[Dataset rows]
★ ★ ★

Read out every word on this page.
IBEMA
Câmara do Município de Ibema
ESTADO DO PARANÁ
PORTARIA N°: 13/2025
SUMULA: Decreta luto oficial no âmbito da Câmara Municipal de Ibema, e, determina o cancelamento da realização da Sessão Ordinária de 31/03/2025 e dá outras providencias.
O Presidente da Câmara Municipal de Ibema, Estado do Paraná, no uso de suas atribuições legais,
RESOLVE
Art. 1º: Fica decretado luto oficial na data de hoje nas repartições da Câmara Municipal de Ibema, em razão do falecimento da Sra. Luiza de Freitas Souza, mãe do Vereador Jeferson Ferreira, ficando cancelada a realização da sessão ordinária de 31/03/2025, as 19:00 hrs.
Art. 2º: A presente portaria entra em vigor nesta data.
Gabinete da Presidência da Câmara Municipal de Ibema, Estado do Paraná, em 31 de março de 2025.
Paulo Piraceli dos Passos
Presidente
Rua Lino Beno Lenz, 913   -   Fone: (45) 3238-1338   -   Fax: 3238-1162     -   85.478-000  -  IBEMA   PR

★ ★ ★

» YOUR INSTRUCTIONS
Extract each entry in full and write it down exactly.

» OUTPUT BELOW
Read out every word on this page.
IBEMA
Câmara do Município de Ibema
ESTADO DO PARANÁ
PORTARIA N°: 13/2025
SUMULA: Decreta luto oficial no âmbito da Câmara Municipal de Ibema, e, determina o cancelamento da realização da Sessão Ordinária de 31/03/2025 e dá outras providencias.
O Presidente da Câmara Municipal de Ibema, Estado do Paraná, no uso de suas atribuições legais,
RESOLVE
Art. 1º: Fica decretado luto oficial na data de hoje nas repartições da Câmara Municipal de Ibema, em razão do falecimento da Sra. Luiza de Freitas Souza, mãe do Vereador Jeferson Ferreira, ficando cancelada a realização da sessão ordinária de 31/03/2025, as 19:00 hrs.
Art. 2º: A presente portaria entra em vigor nesta data.
Gabinete da Presidência da Câmara Municipal de Ibema, Estado do Paraná, em 31 de março de 2025.
Paulo Piraceli dos Passos
Presidente
Rua Lino Beno Lenz, 913   -   Fone: (45) 3238-1338   -   Fax: 3238-1162     -   85.478-000  -  IBEMA   PR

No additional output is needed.